### Task brief
Filter this data down to the lines that hold "dựng", and copy them.

### Given information
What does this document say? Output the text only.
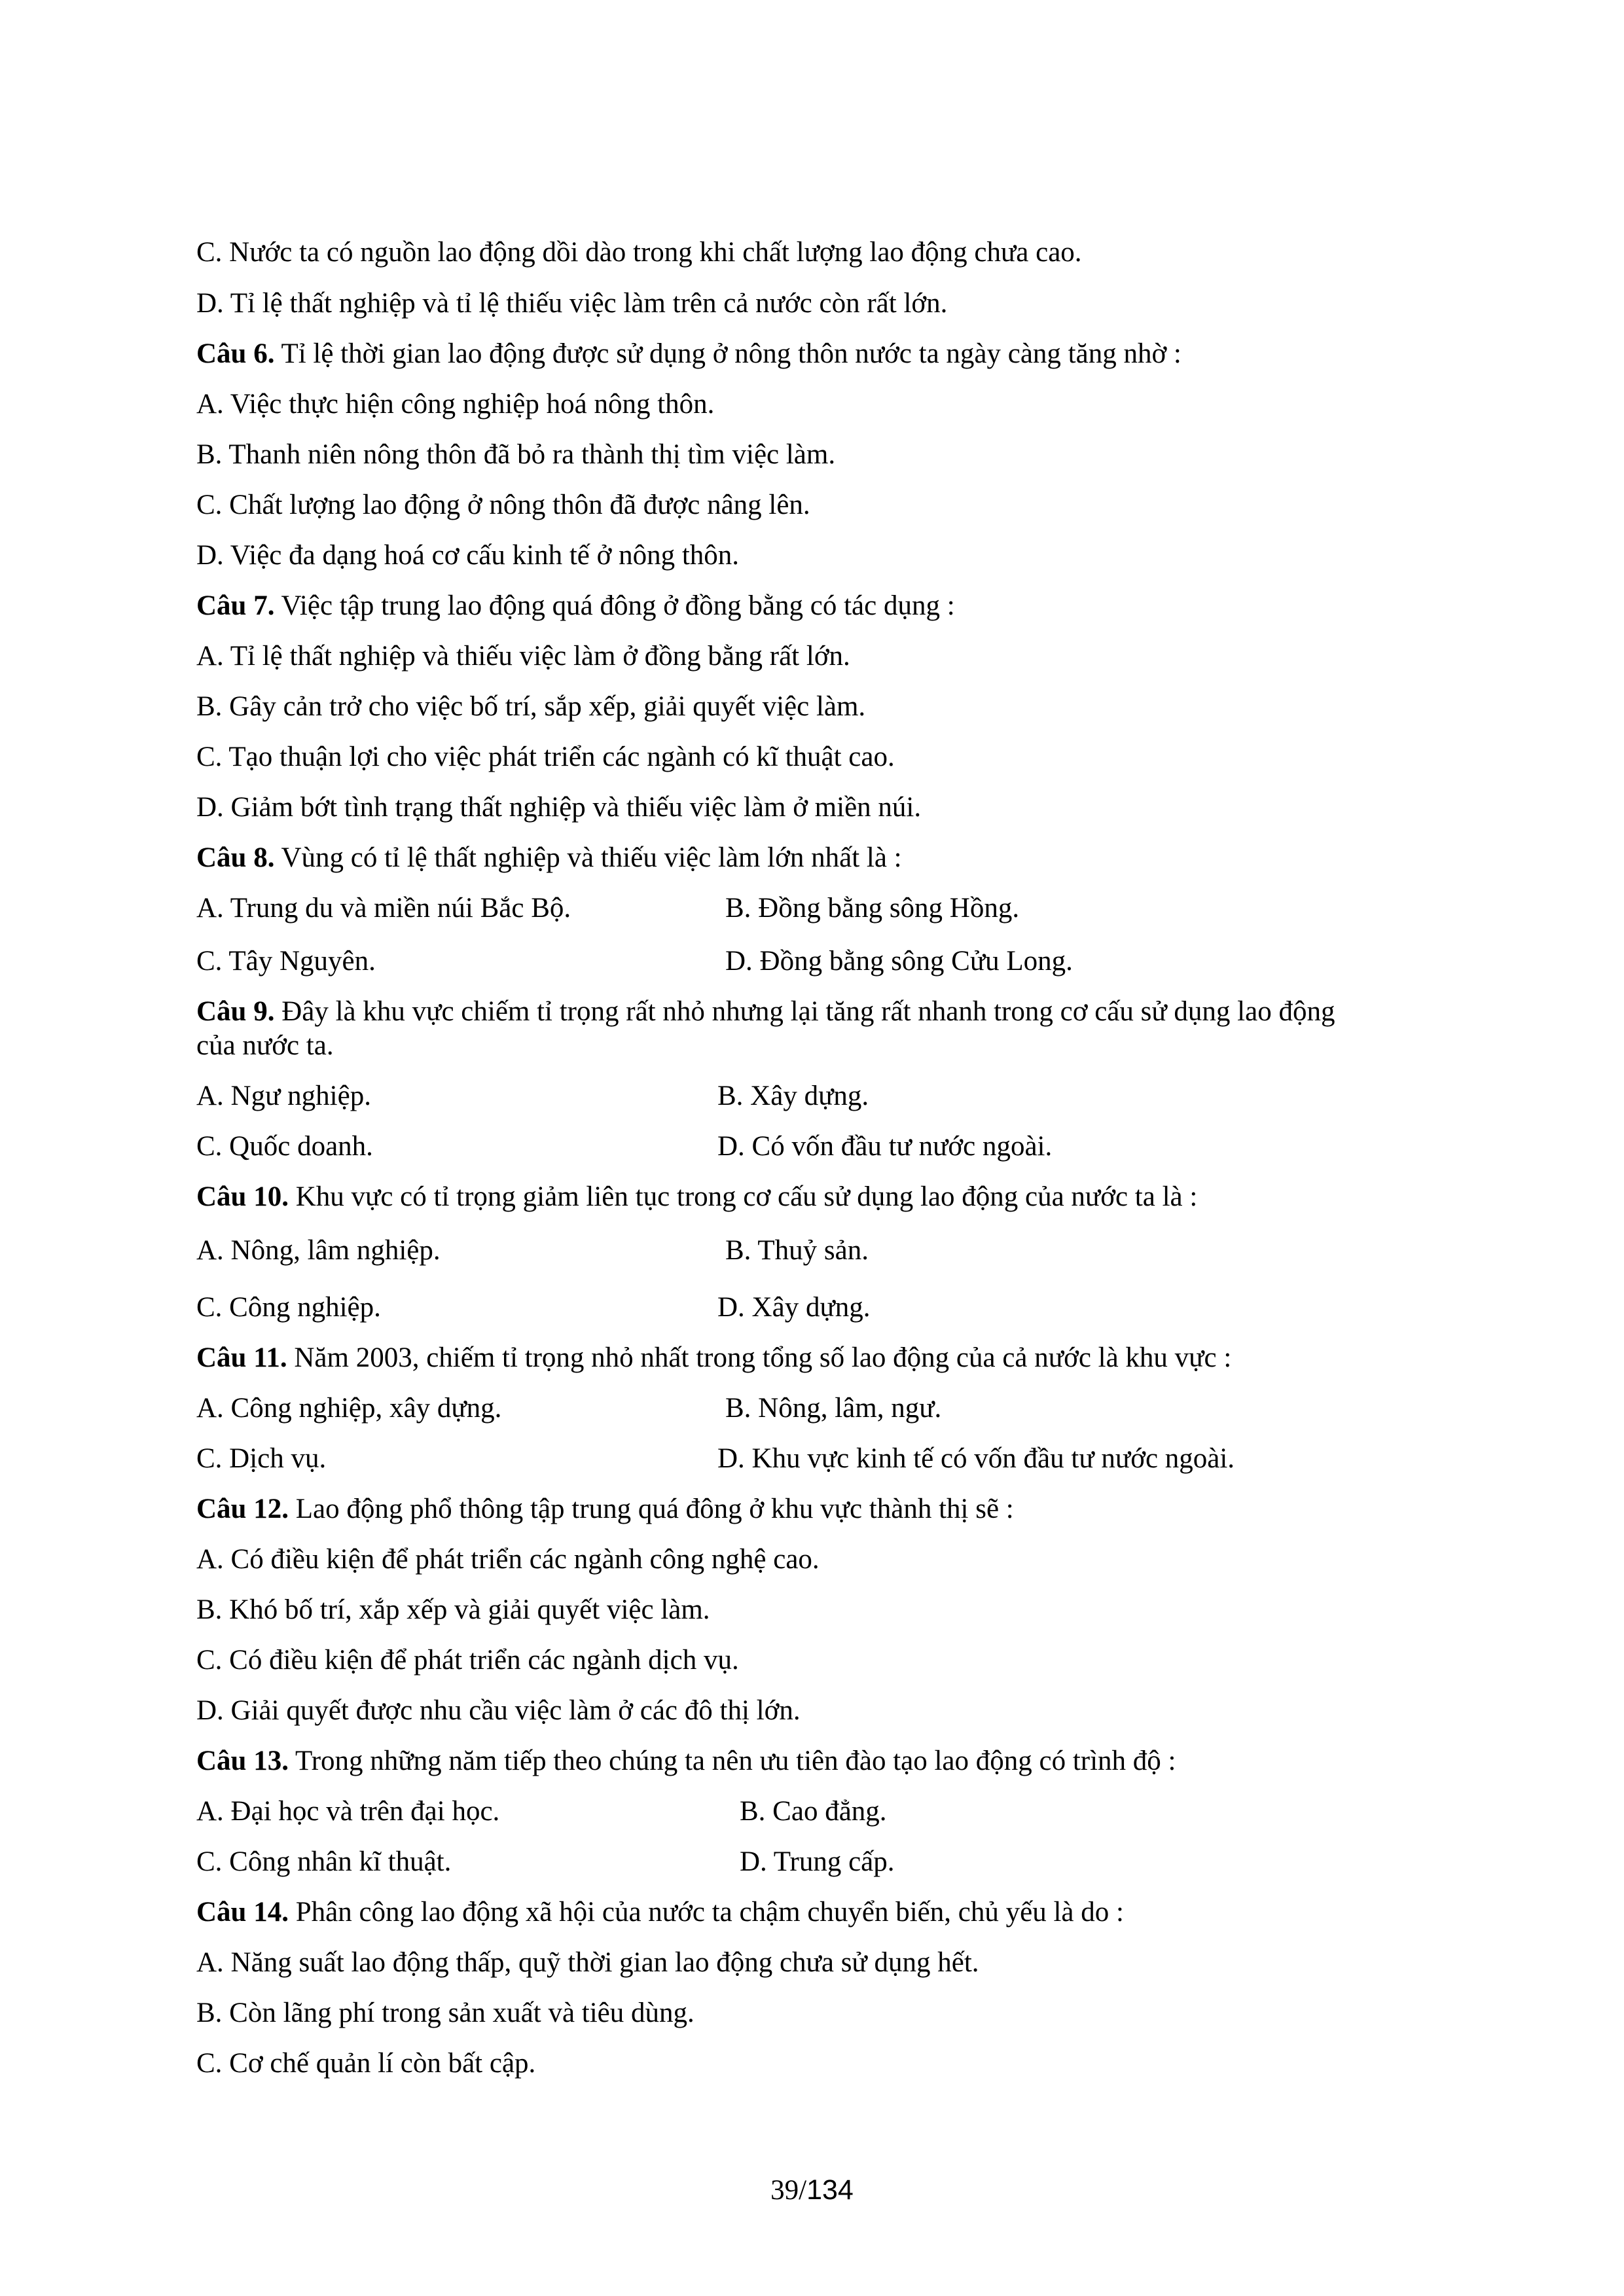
C. Nước ta có nguồn lao động dồi dào trong khi chất lượng lao động chưa cao.
D. Tỉ lệ thất nghiệp và tỉ lệ thiếu việc làm trên cả nước còn rất lớn.
Câu 6. Tỉ lệ thời gian lao động được sử dụng ở nông thôn nước ta ngày càng tăng nhờ :
A. Việc thực hiện công nghiệp hoá nông thôn.
B. Thanh niên nông thôn đã bỏ ra thành thị tìm việc làm.
C. Chất lượng lao động ở nông thôn đã được nâng lên.
D. Việc đa dạng hoá cơ cấu kinh tế ở nông thôn.
Câu 7. Việc tập trung lao động quá đông ở đồng bằng có tác dụng :
A. Tỉ lệ thất nghiệp và thiếu việc làm ở đồng bằng rất lớn.
B. Gây cản trở cho việc bố trí, sắp xếp, giải quyết việc làm.
C. Tạo thuận lợi cho việc phát triển các ngành có kĩ thuật cao.
D. Giảm bớt tình trạng thất nghiệp và thiếu việc làm ở miền núi.
Câu 8. Vùng có tỉ lệ thất nghiệp và thiếu việc làm lớn nhất là :
A. Trung du và miền núi Bắc Bộ.	B. Đồng bằng sông Hồng.
C. Tây Nguyên.	D. Đồng bằng sông Cửu Long.
Câu 9. Đây là khu vực chiếm tỉ trọng rất nhỏ nhưng lại tăng rất nhanh trong cơ cấu sử dụng lao động
của nước ta.
A. Ngư nghiệp.	B. Xây dựng.
C. Quốc doanh.	D. Có vốn đầu tư nước ngoài.
Câu 10. Khu vực có tỉ trọng giảm liên tục trong cơ cấu sử dụng lao động của nước ta là :
A. Nông, lâm nghiệp.	B. Thuỷ sản.
C. Công nghiệp.	D. Xây dựng.
Câu 11. Năm 2003, chiếm tỉ trọng nhỏ nhất trong tổng số lao động của cả nước là khu vực :
A. Công nghiệp, xây dựng.	B. Nông, lâm, ngư.
C. Dịch vụ.	D. Khu vực kinh tế có vốn đầu tư nước ngoài.
Câu 12. Lao động phổ thông tập trung quá đông ở khu vực thành thị sẽ :
A. Có điều kiện để phát triển các ngành công nghệ cao.
B. Khó bố trí, xắp xếp và giải quyết việc làm.
C. Có điều kiện để phát triển các ngành dịch vụ.
D. Giải quyết được nhu cầu việc làm ở các đô thị lớn.
Câu 13. Trong những năm tiếp theo chúng ta nên ưu tiên đào tạo lao động có trình độ :
A. Đại học và trên đại học.	B. Cao đẳng.
C. Công nhân kĩ thuật.	D. Trung cấp.
Câu 14. Phân công lao động xã hội của nước ta chậm chuyển biến, chủ yếu là do :
A. Năng suất lao động thấp, quỹ thời gian lao động chưa sử dụng hết.
B. Còn lãng phí trong sản xuất và tiêu dùng.
C. Cơ chế quản lí còn bất cập.
39/134
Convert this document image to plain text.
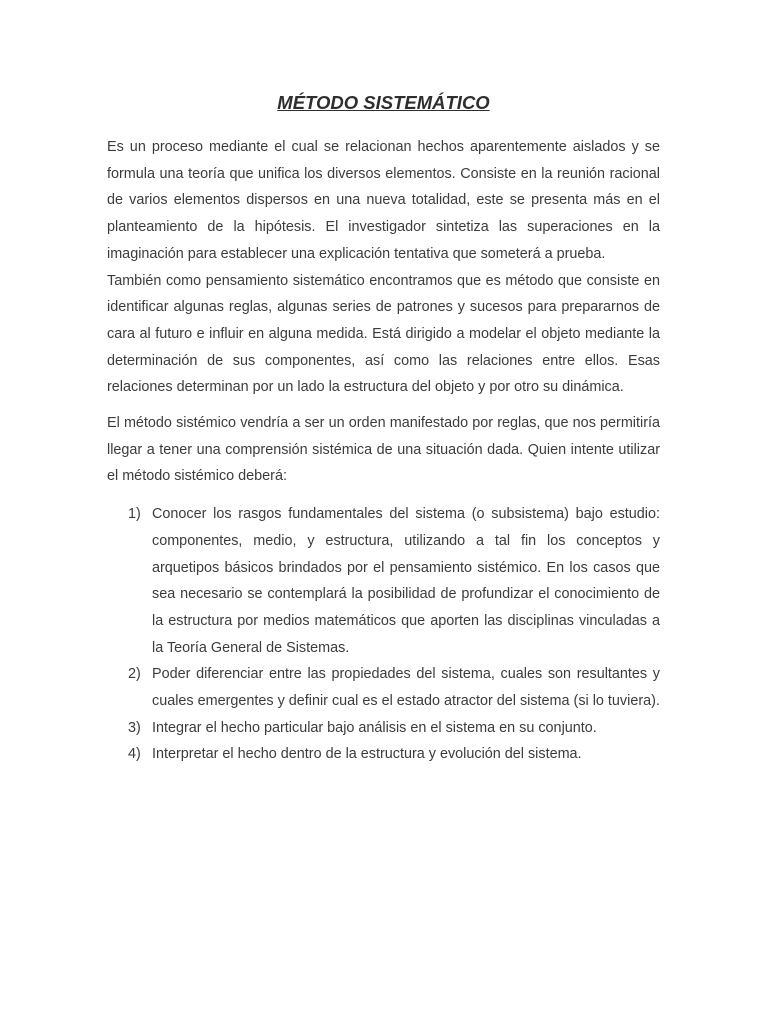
MÉTODO SISTEMÁTICO

Es un proceso mediante el cual se relacionan hechos aparentemente aislados y se formula una teoría que unifica los diversos elementos. Consiste en la reunión racional de varios elementos dispersos en una nueva totalidad, este se presenta más en el planteamiento de la hipótesis. El investigador sintetiza las superaciones en la imaginación para establecer una explicación tentativa que someterá a prueba.

También como pensamiento sistemático encontramos que es método que consiste en identificar algunas reglas, algunas series de patrones y sucesos para prepararnos de cara al futuro e influir en alguna medida. Está dirigido a modelar el objeto mediante la determinación de sus componentes, así como las relaciones entre ellos. Esas relaciones determinan por un lado la estructura del objeto y por otro su dinámica.

El método sistémico vendría a ser un orden manifestado por reglas, que nos permitiría llegar a tener una comprensión sistémica de una situación dada. Quien intente utilizar el método sistémico deberá:

1) Conocer los rasgos fundamentales del sistema (o subsistema) bajo estudio: componentes, medio, y estructura, utilizando a tal fin los conceptos y arquetipos básicos brindados por el pensamiento sistémico. En los casos que sea necesario se contemplará la posibilidad de profundizar el conocimiento de la estructura por medios matemáticos que aporten las disciplinas vinculadas a la Teoría General de Sistemas.
2) Poder diferenciar entre las propiedades del sistema, cuales son resultantes y cuales emergentes y definir cual es el estado atractor del sistema (si lo tuviera).
3) Integrar el hecho particular bajo análisis en el sistema en su conjunto.
4) Interpretar el hecho dentro de la estructura y evolución del sistema.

### Expected answer
A. Ngư nghiệp.	B. Xây dựng.
C. Công nghiệp.	D. Xây dựng.
A. Công nghiệp, xây dựng.	B. Nông, lâm, ngư.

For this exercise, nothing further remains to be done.